======== Task material ========
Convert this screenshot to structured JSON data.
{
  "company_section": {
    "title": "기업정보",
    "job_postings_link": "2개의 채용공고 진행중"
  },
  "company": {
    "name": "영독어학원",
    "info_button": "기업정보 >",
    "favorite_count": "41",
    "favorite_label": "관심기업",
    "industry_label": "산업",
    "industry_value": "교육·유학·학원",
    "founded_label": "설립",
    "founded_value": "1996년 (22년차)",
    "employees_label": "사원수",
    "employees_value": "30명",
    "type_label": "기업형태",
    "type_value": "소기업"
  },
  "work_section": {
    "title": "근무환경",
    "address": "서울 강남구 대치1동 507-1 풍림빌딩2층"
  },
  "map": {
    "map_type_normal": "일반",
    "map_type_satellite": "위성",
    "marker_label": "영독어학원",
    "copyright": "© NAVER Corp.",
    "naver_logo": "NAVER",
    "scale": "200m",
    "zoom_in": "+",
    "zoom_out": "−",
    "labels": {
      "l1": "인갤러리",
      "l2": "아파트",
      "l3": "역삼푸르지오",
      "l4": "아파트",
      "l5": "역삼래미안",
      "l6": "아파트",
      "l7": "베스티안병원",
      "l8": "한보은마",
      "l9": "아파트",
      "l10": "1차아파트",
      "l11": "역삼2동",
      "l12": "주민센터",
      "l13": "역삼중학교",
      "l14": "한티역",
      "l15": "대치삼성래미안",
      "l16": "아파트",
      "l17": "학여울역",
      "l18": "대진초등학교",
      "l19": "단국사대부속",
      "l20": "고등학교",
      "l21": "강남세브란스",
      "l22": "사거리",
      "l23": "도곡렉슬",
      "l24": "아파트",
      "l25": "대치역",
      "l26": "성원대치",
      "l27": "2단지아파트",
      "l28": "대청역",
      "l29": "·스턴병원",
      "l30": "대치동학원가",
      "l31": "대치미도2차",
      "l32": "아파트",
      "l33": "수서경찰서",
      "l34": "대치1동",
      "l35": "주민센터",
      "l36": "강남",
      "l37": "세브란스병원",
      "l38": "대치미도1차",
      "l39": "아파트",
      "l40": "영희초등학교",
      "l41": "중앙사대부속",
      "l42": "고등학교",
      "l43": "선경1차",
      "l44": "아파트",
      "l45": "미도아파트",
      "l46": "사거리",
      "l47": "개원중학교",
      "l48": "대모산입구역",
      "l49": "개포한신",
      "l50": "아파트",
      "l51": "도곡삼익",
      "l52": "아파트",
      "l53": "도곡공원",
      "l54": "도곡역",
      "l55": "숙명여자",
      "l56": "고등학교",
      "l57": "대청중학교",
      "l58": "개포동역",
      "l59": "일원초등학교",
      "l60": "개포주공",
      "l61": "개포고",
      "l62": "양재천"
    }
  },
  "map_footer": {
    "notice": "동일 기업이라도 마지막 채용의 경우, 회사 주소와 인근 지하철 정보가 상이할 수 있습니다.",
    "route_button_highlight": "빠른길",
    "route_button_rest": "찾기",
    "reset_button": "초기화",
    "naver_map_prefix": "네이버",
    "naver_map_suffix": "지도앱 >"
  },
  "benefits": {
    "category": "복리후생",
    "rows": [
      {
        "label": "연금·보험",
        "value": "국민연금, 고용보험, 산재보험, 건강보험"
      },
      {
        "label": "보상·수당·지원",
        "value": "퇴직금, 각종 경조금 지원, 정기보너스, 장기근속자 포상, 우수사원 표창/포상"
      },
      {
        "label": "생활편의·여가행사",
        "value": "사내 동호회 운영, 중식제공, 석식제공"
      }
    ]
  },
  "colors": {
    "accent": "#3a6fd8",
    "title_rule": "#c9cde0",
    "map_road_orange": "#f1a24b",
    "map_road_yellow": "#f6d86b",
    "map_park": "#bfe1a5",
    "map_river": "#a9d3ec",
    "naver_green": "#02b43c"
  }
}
========
======== Task material ========
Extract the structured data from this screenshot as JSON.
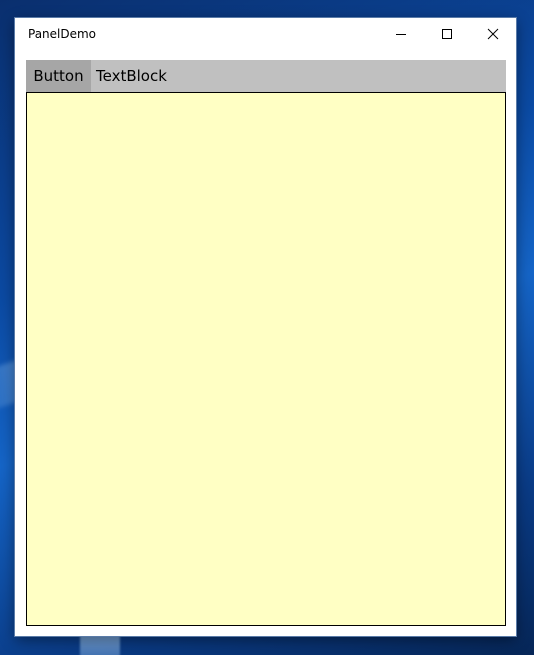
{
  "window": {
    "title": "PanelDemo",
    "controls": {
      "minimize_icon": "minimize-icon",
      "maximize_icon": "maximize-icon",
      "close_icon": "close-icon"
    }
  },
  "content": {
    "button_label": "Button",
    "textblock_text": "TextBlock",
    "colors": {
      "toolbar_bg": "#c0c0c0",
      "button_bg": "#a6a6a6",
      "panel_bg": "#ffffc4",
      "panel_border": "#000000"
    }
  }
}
========
## What to work on
Give the number of lines above that hold the word "data", and nothing more.

## Answer for the task
2